• _TASK TO CARRY OUT_
Below is a block of records; repeat each one exactly.

— START —

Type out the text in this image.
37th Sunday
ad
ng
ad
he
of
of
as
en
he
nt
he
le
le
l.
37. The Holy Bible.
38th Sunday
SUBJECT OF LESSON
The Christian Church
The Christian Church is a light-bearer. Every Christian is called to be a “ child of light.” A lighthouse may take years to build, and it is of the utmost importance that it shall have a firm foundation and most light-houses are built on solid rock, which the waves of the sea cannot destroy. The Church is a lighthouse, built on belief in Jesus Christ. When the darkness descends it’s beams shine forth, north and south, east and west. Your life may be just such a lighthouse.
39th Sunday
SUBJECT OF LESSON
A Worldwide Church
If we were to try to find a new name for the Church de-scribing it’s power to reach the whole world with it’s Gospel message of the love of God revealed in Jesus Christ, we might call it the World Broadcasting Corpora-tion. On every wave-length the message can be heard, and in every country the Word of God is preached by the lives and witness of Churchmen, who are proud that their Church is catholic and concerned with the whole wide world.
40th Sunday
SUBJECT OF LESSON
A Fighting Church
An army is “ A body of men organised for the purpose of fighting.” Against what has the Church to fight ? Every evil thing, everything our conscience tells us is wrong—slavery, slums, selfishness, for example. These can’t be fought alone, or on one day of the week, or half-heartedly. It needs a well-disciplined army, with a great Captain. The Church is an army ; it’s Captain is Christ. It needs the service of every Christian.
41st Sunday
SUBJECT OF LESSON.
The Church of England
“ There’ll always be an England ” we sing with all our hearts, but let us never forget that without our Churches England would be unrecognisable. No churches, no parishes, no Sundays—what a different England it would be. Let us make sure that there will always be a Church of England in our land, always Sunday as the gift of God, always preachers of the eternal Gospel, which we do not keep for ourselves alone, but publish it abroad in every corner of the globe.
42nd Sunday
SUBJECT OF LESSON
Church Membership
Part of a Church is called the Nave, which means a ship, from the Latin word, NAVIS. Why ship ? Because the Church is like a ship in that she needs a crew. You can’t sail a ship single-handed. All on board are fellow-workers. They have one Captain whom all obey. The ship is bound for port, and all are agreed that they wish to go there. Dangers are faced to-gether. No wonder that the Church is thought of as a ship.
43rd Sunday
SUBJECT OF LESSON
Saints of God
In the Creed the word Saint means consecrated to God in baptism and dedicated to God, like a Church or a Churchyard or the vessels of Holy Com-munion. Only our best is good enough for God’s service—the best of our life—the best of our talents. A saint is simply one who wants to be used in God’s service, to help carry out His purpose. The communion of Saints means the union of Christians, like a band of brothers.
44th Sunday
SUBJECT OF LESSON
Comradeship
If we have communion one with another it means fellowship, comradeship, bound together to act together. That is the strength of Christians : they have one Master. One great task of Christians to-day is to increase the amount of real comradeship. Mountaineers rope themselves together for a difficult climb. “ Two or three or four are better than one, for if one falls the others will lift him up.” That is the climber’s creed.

— END —

• _REPLY_
Type out the text in this image.
37th Sunday
ad
ng
ad
he
of
of
as
en
he
nt
he
le
le
l.
37. The Holy Bible.
38th Sunday
SUBJECT OF LESSON
The Christian Church
The Christian Church is a light-bearer. Every Christian is called to be a “ child of light.” A lighthouse may take years to build, and it is of the utmost importance that it shall have a firm foundation and most light-houses are built on solid rock, which the waves of the sea cannot destroy. The Church is a lighthouse, built on belief in Jesus Christ. When the darkness descends it’s beams shine forth, north and south, east and west. Your life may be just such a lighthouse.
39th Sunday
SUBJECT OF LESSON
A Worldwide Church
If we were to try to find a new name for the Church de-scribing it’s power to reach the whole world with it’s Gospel message of the love of God revealed in Jesus Christ, we might call it the World Broadcasting Corpora-tion. On every wave-length the message can be heard, and in every country the Word of God is preached by the lives and witness of Churchmen, who are proud that their Church is catholic and concerned with the whole wide world.
40th Sunday
SUBJECT OF LESSON
A Fighting Church
An army is “ A body of men organised for the purpose of fighting.” Against what has the Church to fight ? Every evil thing, everything our conscience tells us is wrong—slavery, slums, selfishness, for example. These can’t be fought alone, or on one day of the week, or half-heartedly. It needs a well-disciplined army, with a great Captain. The Church is an army ; it’s Captain is Christ. It needs the service of every Christian.
41st Sunday
SUBJECT OF LESSON.
The Church of England
“ There’ll always be an England ” we sing with all our hearts, but let us never forget that without our Churches England would be unrecognisable. No churches, no parishes, no Sundays—what a different England it would be. Let us make sure that there will always be a Church of England in our land, always Sunday as the gift of God, always preachers of the eternal Gospel, which we do not keep for ourselves alone, but publish it abroad in every corner of the globe.
42nd Sunday
SUBJECT OF LESSON
Church Membership
Part of a Church is called the Nave, which means a ship, from the Latin word, NAVIS. Why ship ? Because the Church is like a ship in that she needs a crew. You can’t sail a ship single-handed. All on board are fellow-workers. They have one Captain whom all obey. The ship is bound for port, and all are agreed that they wish to go there. Dangers are faced to-gether. No wonder that the Church is thought of as a ship.
43rd Sunday
SUBJECT OF LESSON
Saints of God
In the Creed the word Saint means consecrated to God in baptism and dedicated to God, like a Church or a Churchyard or the vessels of Holy Com-munion. Only our best is good enough for God’s service—the best of our life—the best of our talents. A saint is simply one who wants to be used in God’s service, to help carry out His purpose. The communion of Saints means the union of Christians, like a band of brothers.
44th Sunday
SUBJECT OF LESSON
Comradeship
If we have communion one with another it means fellowship, comradeship, bound together to act together. That is the strength of Christians : they have one Master. One great task of Christians to-day is to increase the amount of real comradeship. Mountaineers rope themselves together for a difficult climb. “ Two or three or four are better than one, for if one falls the others will lift him up.” That is the climber’s creed.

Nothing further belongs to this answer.